Set exercise
Repeat the records below exactly, leaving out any pictures.
-- START Working data --
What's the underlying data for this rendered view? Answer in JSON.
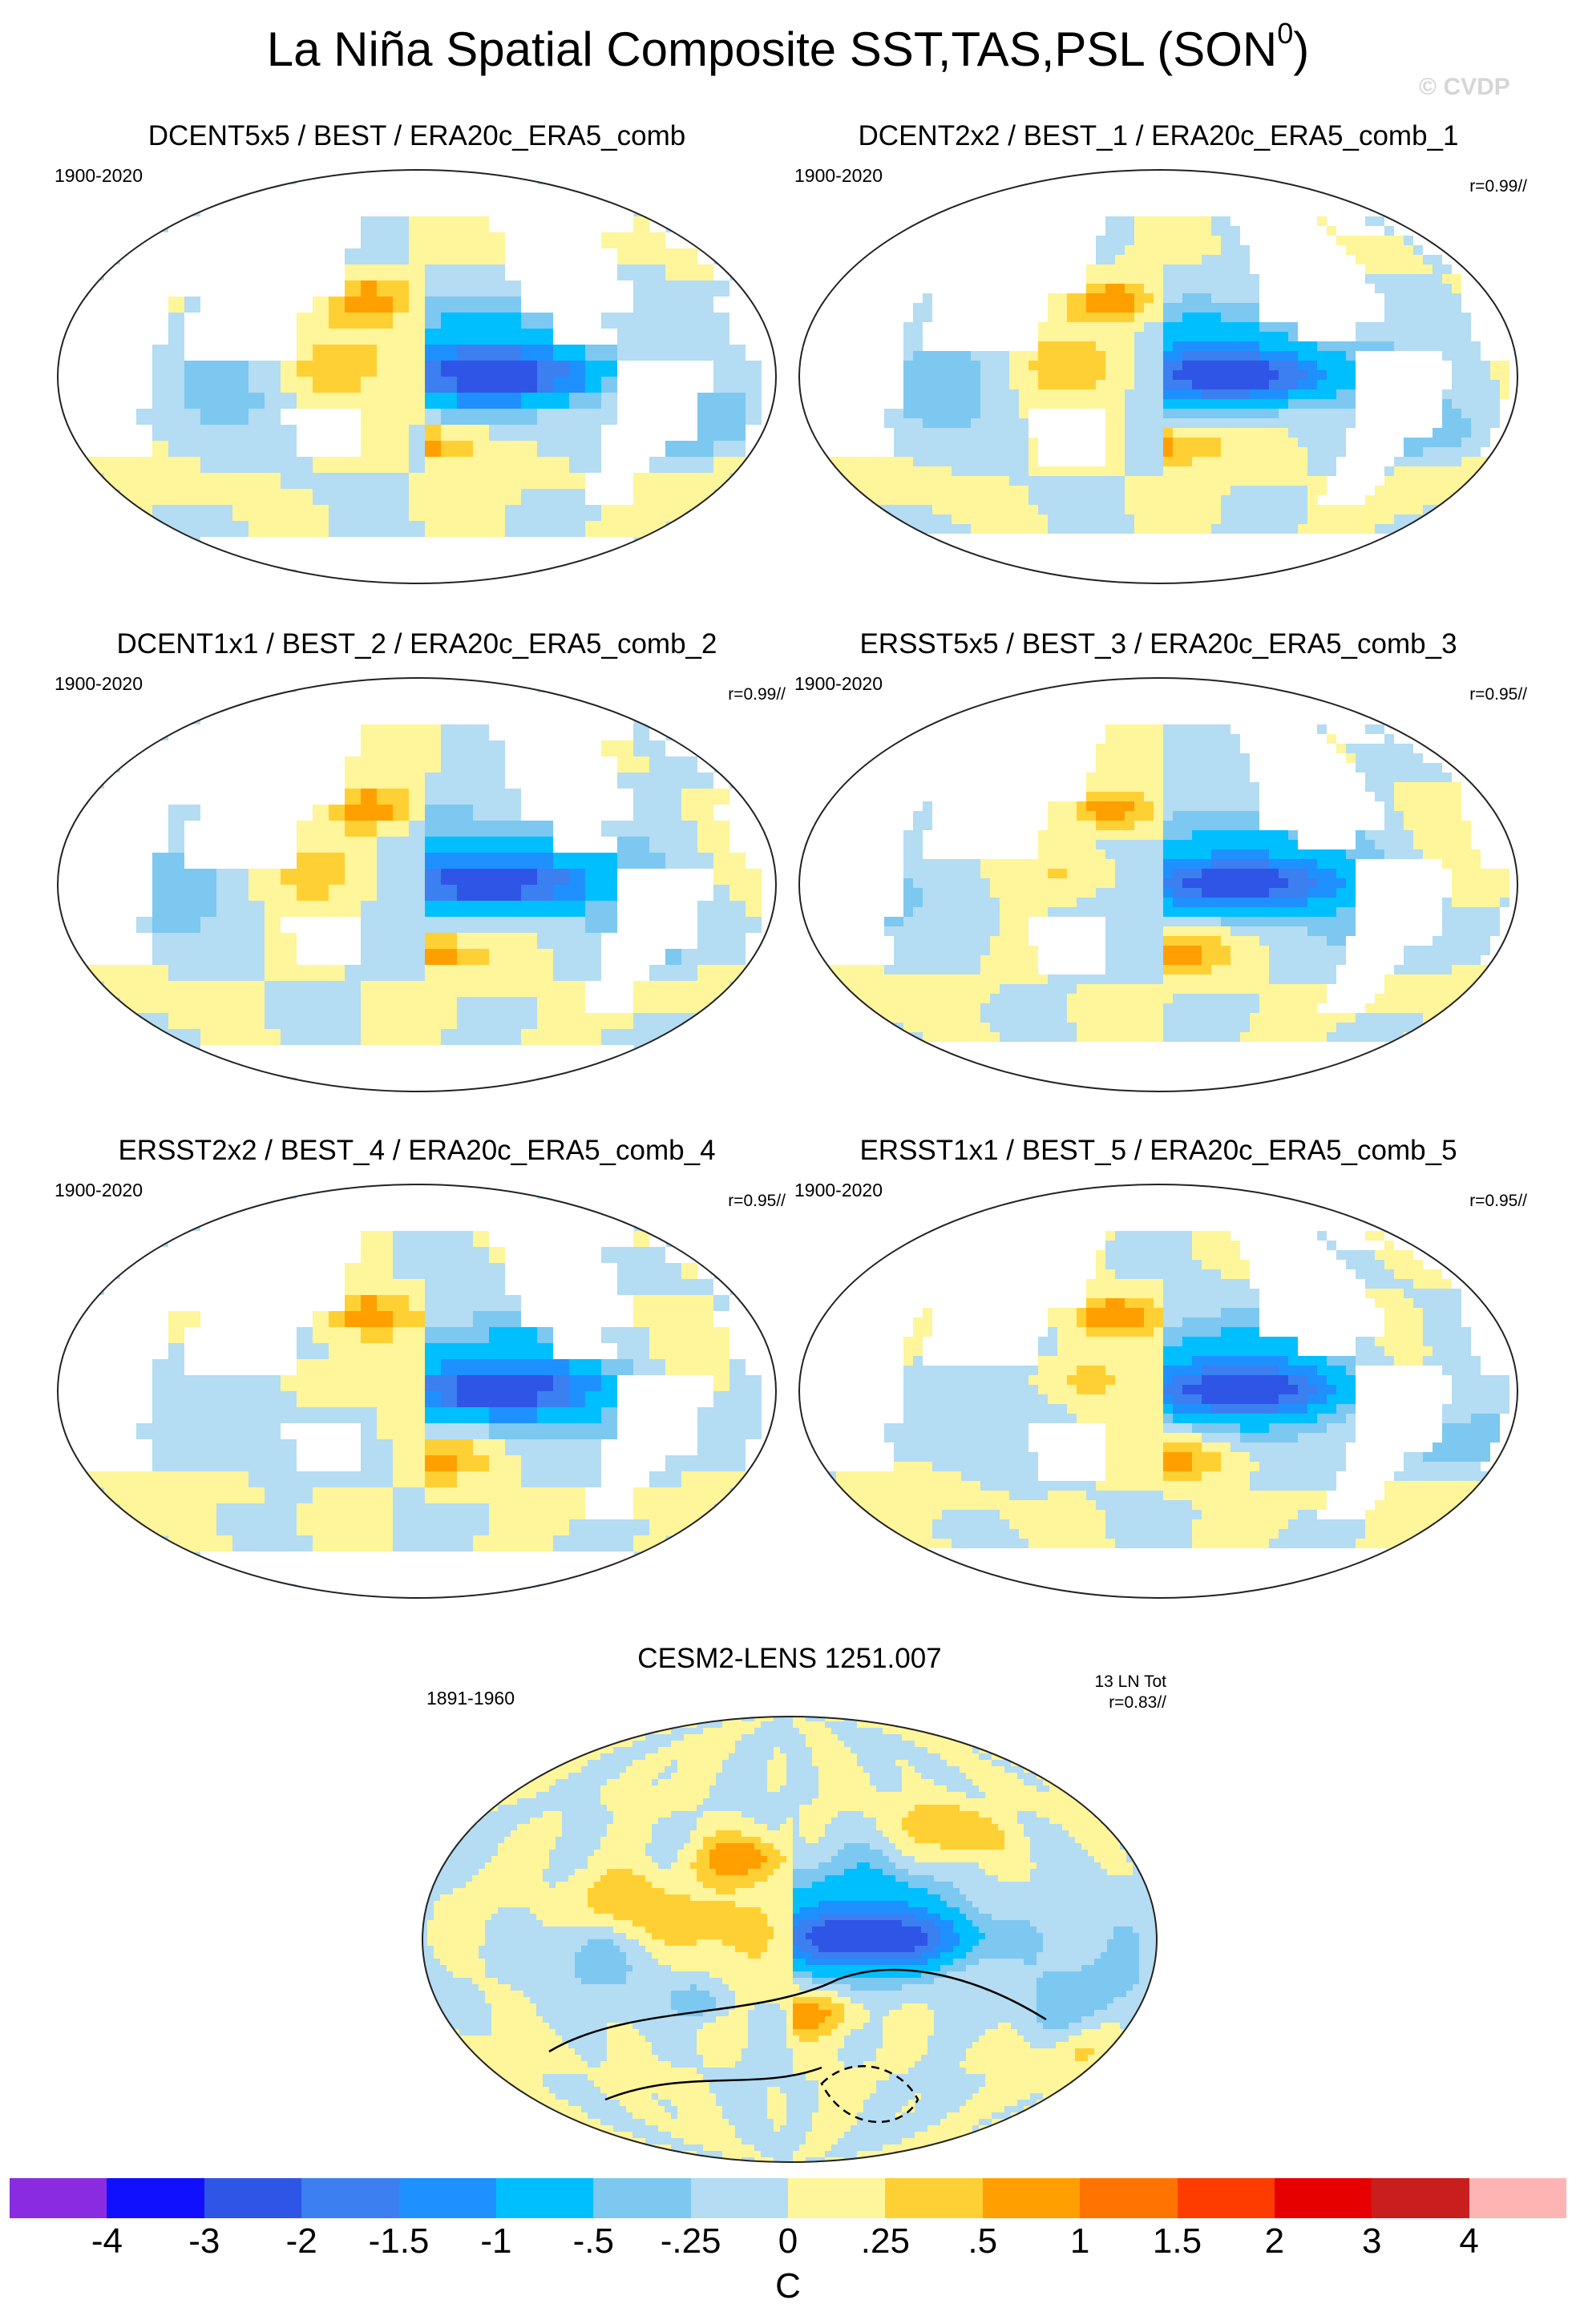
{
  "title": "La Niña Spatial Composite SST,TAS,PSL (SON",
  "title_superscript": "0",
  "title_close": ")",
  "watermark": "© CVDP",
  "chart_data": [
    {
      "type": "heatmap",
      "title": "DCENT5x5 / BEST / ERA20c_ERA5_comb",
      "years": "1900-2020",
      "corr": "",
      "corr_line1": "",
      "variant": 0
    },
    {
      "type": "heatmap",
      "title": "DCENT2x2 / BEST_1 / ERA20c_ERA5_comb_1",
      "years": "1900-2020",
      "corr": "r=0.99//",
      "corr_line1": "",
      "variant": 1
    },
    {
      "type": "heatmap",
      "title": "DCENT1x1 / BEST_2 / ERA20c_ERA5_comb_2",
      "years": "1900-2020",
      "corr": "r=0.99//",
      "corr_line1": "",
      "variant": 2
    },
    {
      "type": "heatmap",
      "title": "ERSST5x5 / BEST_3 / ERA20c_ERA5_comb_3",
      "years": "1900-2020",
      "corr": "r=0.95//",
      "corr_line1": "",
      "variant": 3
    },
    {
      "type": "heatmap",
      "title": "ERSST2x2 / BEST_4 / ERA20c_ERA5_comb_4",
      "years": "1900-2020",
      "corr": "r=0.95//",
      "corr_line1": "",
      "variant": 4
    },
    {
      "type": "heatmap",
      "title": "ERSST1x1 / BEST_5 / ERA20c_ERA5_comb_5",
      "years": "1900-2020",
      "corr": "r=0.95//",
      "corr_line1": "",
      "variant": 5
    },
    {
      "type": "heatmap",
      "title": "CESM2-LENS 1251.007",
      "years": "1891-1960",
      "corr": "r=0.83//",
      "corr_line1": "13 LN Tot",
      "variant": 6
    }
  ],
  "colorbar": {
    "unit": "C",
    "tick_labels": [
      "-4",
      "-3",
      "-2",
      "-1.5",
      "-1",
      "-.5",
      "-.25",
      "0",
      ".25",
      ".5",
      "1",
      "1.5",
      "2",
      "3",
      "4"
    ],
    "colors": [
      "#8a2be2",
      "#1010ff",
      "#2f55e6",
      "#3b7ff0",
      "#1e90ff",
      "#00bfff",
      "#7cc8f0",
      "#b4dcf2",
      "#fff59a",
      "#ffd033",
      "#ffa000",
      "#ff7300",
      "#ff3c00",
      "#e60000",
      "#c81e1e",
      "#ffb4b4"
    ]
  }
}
-- END Working data --
Result below
What's the underlying data for this rendered view? Answer in JSON.
{
  "title": "La Niña Spatial Composite SST,TAS,PSL (SON",
  "title_superscript": "0",
  "title_close": ")",
  "watermark": "© CVDP",
  "chart_data": [
    {
      "type": "heatmap",
      "title": "DCENT5x5 / BEST / ERA20c_ERA5_comb",
      "years": "1900-2020",
      "corr": "",
      "corr_line1": "",
      "variant": 0
    },
    {
      "type": "heatmap",
      "title": "DCENT2x2 / BEST_1 / ERA20c_ERA5_comb_1",
      "years": "1900-2020",
      "corr": "r=0.99//",
      "corr_line1": "",
      "variant": 1
    },
    {
      "type": "heatmap",
      "title": "DCENT1x1 / BEST_2 / ERA20c_ERA5_comb_2",
      "years": "1900-2020",
      "corr": "r=0.99//",
      "corr_line1": "",
      "variant": 2
    },
    {
      "type": "heatmap",
      "title": "ERSST5x5 / BEST_3 / ERA20c_ERA5_comb_3",
      "years": "1900-2020",
      "corr": "r=0.95//",
      "corr_line1": "",
      "variant": 3
    },
    {
      "type": "heatmap",
      "title": "ERSST2x2 / BEST_4 / ERA20c_ERA5_comb_4",
      "years": "1900-2020",
      "corr": "r=0.95//",
      "corr_line1": "",
      "variant": 4
    },
    {
      "type": "heatmap",
      "title": "ERSST1x1 / BEST_5 / ERA20c_ERA5_comb_5",
      "years": "1900-2020",
      "corr": "r=0.95//",
      "corr_line1": "",
      "variant": 5
    },
    {
      "type": "heatmap",
      "title": "CESM2-LENS 1251.007",
      "years": "1891-1960",
      "corr": "r=0.83//",
      "corr_line1": "13 LN Tot",
      "variant": 6
    }
  ],
  "colorbar": {
    "unit": "C",
    "tick_labels": [
      "-4",
      "-3",
      "-2",
      "-1.5",
      "-1",
      "-.5",
      "-.25",
      "0",
      ".25",
      ".5",
      "1",
      "1.5",
      "2",
      "3",
      "4"
    ],
    "colors": [
      "#8a2be2",
      "#1010ff",
      "#2f55e6",
      "#3b7ff0",
      "#1e90ff",
      "#00bfff",
      "#7cc8f0",
      "#b4dcf2",
      "#fff59a",
      "#ffd033",
      "#ffa000",
      "#ff7300",
      "#ff3c00",
      "#e60000",
      "#c81e1e",
      "#ffb4b4"
    ]
  }
}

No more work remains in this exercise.